Supplied records ->
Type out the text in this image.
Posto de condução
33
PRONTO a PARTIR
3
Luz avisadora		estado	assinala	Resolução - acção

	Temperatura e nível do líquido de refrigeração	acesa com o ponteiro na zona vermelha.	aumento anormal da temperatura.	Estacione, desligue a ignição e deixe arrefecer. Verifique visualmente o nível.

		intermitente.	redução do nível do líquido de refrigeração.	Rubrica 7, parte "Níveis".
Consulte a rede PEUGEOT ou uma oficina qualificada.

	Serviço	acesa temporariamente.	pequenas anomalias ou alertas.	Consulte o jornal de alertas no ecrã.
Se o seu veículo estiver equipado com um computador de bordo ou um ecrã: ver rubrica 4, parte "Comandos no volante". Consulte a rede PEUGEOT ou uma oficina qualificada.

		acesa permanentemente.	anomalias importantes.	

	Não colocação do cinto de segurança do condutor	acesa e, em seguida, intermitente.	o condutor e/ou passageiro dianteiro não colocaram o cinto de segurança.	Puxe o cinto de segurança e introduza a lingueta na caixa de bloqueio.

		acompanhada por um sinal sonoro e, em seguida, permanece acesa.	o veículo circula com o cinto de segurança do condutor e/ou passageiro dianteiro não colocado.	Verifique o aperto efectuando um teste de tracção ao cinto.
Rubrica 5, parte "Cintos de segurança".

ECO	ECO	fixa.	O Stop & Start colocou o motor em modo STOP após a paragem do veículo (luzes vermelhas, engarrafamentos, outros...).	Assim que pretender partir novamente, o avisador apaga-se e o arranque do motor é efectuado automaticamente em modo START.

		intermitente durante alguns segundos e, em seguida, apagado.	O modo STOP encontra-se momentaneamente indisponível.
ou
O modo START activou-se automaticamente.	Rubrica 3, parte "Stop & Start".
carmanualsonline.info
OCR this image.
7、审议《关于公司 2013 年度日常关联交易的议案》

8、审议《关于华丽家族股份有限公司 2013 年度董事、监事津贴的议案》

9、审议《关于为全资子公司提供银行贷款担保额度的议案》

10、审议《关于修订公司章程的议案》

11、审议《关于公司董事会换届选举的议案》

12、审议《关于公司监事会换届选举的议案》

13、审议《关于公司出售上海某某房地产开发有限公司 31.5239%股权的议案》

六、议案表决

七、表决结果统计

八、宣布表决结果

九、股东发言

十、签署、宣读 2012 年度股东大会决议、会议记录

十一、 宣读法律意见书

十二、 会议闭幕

Work to do -> Output each record precisely as given.

Result of the task ->
Type out the text in this image.
Posto de condução
33
PRONTO a PARTIR
3
Luz avisadora		estado	assinala	Resolução - acção

	Temperatura e nível do líquido de refrigeração	acesa com o ponteiro na zona vermelha.	aumento anormal da temperatura.	Estacione, desligue a ignição e deixe arrefecer. Verifique visualmente o nível.

		intermitente.	redução do nível do líquido de refrigeração.	Rubrica 7, parte "Níveis".
Consulte a rede PEUGEOT ou uma oficina qualificada.

	Serviço	acesa temporariamente.	pequenas anomalias ou alertas.	Consulte o jornal de alertas no ecrã.
Se o seu veículo estiver equipado com um computador de bordo ou um ecrã: ver rubrica 4, parte "Comandos no volante". Consulte a rede PEUGEOT ou uma oficina qualificada.

		acesa permanentemente.	anomalias importantes.	

	Não colocação do cinto de segurança do condutor	acesa e, em seguida, intermitente.	o condutor e/ou passageiro dianteiro não colocaram o cinto de segurança.	Puxe o cinto de segurança e introduza a lingueta na caixa de bloqueio.

		acompanhada por um sinal sonoro e, em seguida, permanece acesa.	o veículo circula com o cinto de segurança do condutor e/ou passageiro dianteiro não colocado.	Verifique o aperto efectuando um teste de tracção ao cinto.
Rubrica 5, parte "Cintos de segurança".

ECO	ECO	fixa.	O Stop & Start colocou o motor em modo STOP após a paragem do veículo (luzes vermelhas, engarrafamentos, outros...).	Assim que pretender partir novamente, o avisador apaga-se e o arranque do motor é efectuado automaticamente em modo START.

		intermitente durante alguns segundos e, em seguida, apagado.	O modo STOP encontra-se momentaneamente indisponível.
ou
O modo START activou-se automaticamente.	Rubrica 3, parte "Stop & Start".
carmanualsonline.info
OCR this image.
7、审议《关于公司 2013 年度日常关联交易的议案》

8、审议《关于华丽家族股份有限公司 2013 年度董事、监事津贴的议案》

9、审议《关于为全资子公司提供银行贷款担保额度的议案》

10、审议《关于修订公司章程的议案》

11、审议《关于公司董事会换届选举的议案》

12、审议《关于公司监事会换届选举的议案》

13、审议《关于公司出售上海某某房地产开发有限公司 31.5239%股权的议案》

六、议案表决

七、表决结果统计

八、宣布表决结果

九、股东发言

十、签署、宣读 2012 年度股东大会决议、会议记录

十一、 宣读法律意见书

十二、 会议闭幕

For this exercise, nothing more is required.